— Begin Supplied data —
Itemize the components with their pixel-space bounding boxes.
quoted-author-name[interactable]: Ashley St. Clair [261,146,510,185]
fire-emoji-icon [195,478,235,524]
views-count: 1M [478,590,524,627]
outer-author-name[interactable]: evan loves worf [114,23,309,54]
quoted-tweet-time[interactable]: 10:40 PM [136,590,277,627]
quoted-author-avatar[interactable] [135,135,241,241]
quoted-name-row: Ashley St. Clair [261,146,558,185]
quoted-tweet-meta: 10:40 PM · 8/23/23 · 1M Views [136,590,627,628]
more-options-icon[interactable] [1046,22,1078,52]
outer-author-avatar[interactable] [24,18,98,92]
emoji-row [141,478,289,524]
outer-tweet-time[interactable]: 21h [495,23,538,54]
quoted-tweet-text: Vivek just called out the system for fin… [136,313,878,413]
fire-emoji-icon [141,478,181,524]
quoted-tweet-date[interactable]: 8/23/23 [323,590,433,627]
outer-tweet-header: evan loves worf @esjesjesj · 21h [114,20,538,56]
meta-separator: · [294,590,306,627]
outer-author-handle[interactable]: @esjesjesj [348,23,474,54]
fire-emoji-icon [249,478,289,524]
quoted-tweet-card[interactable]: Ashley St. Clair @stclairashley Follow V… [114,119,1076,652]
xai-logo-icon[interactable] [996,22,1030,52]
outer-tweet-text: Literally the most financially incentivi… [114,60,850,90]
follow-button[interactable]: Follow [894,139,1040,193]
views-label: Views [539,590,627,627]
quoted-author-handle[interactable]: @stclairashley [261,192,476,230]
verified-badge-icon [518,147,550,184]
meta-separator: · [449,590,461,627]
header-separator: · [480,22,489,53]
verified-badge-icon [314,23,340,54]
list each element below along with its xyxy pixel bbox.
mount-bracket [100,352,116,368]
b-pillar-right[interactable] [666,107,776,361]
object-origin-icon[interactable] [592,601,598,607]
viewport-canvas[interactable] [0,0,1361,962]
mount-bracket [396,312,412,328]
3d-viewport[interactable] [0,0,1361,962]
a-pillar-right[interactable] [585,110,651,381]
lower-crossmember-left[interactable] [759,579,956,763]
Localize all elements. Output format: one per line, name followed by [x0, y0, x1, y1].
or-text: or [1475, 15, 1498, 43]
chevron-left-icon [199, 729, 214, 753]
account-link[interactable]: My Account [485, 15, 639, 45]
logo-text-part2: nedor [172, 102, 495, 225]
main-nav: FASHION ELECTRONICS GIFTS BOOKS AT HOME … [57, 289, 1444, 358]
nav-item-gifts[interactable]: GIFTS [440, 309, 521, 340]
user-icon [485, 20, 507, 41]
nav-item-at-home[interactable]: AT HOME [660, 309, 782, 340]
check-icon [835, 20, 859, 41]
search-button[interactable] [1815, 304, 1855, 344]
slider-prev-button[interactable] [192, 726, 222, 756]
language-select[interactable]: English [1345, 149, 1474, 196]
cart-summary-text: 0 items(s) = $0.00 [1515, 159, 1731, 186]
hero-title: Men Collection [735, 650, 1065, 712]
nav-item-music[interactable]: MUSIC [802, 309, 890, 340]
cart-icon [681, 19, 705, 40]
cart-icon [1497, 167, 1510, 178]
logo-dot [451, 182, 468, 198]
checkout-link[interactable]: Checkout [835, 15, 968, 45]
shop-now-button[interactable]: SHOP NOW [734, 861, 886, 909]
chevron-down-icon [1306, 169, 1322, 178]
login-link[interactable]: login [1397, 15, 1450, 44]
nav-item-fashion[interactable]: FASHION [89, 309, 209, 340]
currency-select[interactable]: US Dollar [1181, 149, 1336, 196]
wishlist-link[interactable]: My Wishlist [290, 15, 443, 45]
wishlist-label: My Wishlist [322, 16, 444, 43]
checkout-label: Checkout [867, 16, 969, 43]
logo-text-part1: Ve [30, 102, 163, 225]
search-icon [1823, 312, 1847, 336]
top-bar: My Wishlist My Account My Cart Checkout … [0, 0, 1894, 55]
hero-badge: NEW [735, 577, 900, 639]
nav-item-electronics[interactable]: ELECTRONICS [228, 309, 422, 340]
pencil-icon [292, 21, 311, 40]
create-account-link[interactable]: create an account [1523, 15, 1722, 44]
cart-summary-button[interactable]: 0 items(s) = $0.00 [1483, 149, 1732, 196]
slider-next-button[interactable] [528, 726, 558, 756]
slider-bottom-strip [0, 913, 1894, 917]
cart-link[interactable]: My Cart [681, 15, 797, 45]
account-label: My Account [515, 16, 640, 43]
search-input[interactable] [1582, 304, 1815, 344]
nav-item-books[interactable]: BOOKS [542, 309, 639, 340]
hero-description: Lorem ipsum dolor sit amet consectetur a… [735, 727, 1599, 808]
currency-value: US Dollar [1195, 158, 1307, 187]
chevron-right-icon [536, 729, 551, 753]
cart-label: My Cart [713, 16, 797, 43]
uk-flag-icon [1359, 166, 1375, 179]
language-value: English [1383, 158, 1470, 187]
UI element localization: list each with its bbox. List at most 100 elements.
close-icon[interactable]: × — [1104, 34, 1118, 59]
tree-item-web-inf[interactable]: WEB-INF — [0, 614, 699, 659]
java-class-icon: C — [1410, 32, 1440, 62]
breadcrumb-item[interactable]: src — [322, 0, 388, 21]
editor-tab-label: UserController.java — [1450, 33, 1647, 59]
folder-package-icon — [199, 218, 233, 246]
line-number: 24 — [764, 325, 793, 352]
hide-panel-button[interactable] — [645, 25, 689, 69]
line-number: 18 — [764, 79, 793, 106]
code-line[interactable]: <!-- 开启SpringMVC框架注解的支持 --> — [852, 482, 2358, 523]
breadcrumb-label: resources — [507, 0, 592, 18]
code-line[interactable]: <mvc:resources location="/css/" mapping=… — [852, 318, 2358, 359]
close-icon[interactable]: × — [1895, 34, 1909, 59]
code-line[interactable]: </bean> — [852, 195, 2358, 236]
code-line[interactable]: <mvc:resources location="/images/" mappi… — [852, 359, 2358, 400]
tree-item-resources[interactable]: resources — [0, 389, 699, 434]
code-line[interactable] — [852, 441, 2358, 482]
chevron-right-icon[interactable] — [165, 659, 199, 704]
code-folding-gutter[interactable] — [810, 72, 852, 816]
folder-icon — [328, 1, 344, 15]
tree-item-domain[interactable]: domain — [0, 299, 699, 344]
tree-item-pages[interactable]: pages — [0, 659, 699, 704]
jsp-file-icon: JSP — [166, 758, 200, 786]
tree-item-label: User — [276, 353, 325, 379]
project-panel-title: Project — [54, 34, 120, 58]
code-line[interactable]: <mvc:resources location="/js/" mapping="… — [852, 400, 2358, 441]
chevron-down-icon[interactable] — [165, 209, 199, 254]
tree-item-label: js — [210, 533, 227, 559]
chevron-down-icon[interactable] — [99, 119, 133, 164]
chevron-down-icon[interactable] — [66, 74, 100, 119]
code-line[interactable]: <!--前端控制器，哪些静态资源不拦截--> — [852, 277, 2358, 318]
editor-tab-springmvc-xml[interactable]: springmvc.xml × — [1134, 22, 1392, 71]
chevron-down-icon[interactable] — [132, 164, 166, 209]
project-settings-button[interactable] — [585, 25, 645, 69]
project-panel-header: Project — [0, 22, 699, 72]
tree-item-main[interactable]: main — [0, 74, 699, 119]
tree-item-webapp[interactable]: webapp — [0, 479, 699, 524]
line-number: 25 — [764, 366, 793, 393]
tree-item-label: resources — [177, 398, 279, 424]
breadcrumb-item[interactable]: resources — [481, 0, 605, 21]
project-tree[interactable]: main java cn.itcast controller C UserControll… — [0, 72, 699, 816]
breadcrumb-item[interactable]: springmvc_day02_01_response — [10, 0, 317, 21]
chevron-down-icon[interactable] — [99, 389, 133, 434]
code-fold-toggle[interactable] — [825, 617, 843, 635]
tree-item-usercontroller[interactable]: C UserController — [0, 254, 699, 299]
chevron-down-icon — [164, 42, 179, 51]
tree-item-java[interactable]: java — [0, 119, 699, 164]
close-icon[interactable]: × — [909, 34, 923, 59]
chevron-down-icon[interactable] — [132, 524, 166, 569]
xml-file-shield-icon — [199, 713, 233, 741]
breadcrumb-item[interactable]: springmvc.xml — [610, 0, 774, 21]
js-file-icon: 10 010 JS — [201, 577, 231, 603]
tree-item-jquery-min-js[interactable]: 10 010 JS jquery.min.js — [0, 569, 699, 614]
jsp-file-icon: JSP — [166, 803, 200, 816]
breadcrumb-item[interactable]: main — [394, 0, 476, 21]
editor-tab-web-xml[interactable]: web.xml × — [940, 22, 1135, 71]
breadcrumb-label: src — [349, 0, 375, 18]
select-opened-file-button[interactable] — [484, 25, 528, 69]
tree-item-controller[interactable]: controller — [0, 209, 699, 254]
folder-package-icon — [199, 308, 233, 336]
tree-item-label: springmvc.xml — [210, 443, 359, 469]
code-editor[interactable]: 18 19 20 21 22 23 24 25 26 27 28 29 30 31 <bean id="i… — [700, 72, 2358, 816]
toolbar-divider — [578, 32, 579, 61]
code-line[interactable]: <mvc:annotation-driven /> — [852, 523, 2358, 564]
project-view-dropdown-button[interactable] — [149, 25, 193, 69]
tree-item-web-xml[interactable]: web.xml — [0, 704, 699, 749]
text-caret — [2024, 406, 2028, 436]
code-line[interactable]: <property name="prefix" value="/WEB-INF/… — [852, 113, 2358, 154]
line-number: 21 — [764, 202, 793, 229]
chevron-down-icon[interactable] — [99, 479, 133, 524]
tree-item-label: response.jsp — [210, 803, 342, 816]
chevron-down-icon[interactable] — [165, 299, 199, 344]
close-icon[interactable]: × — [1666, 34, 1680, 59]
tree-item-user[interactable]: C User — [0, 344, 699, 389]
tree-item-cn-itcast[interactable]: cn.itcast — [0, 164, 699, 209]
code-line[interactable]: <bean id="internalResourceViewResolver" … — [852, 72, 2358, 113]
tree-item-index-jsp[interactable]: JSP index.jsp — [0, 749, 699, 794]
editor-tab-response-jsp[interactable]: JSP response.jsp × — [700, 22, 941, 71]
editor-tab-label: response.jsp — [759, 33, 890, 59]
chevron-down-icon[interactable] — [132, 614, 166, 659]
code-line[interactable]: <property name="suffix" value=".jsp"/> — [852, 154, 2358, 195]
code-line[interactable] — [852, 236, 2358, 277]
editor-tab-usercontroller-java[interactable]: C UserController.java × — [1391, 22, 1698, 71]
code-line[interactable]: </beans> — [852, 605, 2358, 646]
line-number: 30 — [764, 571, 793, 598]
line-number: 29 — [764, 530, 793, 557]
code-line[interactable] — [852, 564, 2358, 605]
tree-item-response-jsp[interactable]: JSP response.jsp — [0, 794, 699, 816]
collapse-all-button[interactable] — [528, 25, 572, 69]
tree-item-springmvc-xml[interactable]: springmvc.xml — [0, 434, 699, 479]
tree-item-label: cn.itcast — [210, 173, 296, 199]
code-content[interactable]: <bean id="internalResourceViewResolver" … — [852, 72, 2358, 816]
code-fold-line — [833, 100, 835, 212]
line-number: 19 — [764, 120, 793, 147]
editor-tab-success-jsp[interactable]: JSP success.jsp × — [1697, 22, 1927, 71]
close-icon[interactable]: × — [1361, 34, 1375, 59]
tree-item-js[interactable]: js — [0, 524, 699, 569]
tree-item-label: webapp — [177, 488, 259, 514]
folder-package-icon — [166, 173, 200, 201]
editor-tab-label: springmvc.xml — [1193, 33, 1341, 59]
— End Supplied data —
Exercise objective:
Copy the lines from the start of the records through the line containing "more-options-icon[interactable] [1046,22,1078,52]", including both ends, with no changes.

Response to this task:
Itemize the components with their pixel-space bounding boxes.
quoted-author-name[interactable]: Ashley St. Clair [261,146,510,185]
fire-emoji-icon [195,478,235,524]
views-count: 1M [478,590,524,627]
outer-author-name[interactable]: evan loves worf [114,23,309,54]
quoted-tweet-time[interactable]: 10:40 PM [136,590,277,627]
quoted-author-avatar[interactable] [135,135,241,241]
quoted-name-row: Ashley St. Clair [261,146,558,185]
quoted-tweet-meta: 10:40 PM · 8/23/23 · 1M Views [136,590,627,628]
more-options-icon[interactable] [1046,22,1078,52]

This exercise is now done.